• [Brief]
Show each line that has the string "亡羊补牢" in it.

• [Extracted material]
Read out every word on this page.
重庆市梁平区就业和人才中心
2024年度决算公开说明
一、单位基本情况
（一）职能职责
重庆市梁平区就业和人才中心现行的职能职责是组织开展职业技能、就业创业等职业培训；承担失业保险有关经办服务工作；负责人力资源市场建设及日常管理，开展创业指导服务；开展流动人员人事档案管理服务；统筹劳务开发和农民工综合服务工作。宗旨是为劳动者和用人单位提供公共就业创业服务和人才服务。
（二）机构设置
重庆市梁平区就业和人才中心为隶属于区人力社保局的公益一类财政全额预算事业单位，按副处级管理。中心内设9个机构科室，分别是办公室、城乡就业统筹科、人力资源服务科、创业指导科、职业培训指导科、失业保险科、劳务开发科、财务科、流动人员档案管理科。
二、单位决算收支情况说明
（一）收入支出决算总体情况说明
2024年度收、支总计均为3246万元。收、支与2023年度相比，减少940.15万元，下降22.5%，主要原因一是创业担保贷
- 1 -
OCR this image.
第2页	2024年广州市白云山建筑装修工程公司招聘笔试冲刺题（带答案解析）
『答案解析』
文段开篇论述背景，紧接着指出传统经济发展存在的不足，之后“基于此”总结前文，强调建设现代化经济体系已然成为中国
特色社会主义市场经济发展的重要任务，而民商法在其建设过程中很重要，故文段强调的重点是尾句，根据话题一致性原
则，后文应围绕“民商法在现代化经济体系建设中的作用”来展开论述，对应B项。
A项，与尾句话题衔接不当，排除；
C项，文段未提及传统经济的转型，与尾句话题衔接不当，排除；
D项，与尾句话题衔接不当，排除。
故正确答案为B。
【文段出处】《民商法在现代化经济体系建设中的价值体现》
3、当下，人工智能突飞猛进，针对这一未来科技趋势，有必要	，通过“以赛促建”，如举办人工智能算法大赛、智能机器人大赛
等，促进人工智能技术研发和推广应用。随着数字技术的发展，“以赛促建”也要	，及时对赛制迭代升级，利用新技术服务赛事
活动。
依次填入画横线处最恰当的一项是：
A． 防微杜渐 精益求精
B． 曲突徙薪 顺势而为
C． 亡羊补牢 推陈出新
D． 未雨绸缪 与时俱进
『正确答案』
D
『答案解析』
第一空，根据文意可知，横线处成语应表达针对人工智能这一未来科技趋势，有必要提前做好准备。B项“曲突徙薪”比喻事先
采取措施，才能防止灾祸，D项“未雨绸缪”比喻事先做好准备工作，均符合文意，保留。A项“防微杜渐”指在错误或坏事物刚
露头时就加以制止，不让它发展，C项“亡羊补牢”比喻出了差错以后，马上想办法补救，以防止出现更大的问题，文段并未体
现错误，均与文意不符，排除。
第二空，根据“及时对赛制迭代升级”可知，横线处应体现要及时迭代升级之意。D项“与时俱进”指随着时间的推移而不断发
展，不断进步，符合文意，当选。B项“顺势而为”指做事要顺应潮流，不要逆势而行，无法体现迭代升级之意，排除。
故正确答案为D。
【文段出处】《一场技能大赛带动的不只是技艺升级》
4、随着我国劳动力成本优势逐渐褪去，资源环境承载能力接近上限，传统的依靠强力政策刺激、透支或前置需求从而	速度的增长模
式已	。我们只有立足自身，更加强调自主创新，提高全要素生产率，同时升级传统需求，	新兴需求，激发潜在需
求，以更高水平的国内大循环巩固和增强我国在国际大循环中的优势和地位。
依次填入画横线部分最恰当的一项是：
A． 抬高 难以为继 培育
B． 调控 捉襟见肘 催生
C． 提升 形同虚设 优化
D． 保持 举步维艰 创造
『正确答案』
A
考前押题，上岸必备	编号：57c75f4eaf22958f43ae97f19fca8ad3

• [In response]
C． 亡羊补牢 推陈出新
露头时就加以制止，不让它发展，C项“亡羊补牢”比喻出了差错以后，马上想办法补救，以防止出现更大的问题，文段并未体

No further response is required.